» **What is asked**:
Pull out each line of the data below that contains the string "chart".

» **Stored records**:

* BEGIN *

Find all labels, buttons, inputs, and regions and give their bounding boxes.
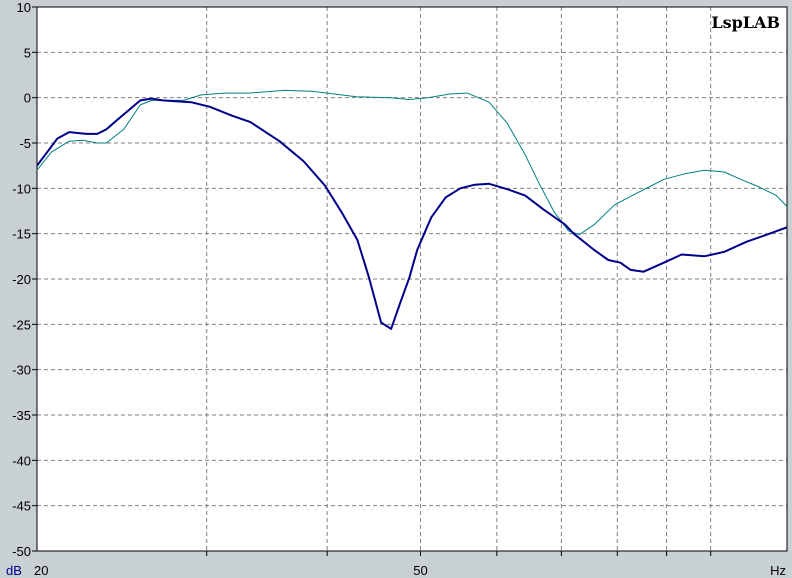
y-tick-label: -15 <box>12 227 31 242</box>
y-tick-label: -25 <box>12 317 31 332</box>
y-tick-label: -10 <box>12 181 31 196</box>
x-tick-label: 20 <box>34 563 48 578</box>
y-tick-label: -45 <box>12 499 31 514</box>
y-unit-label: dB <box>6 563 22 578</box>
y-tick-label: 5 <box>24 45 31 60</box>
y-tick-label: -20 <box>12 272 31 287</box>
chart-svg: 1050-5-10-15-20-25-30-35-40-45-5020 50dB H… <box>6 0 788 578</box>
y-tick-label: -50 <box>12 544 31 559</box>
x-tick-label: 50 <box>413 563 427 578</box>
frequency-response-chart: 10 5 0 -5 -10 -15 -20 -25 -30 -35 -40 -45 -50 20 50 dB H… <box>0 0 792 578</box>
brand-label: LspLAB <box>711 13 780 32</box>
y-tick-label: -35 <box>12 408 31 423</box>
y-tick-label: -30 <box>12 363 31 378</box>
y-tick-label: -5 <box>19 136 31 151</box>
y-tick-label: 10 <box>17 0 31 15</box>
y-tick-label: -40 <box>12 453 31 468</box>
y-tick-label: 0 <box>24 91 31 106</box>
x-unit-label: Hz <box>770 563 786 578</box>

* END *

» **Task response**:
chart-svg: 1050-5-10-15-20-25-30-35-40-45-5020 50dB H… <box>6 0 788 578</box>
frequency-response-chart: 10 5 0 -5 -10 -15 -20 -25 -30 -35 -40 -45 -50 20 50 dB H… <box>0 0 792 578</box>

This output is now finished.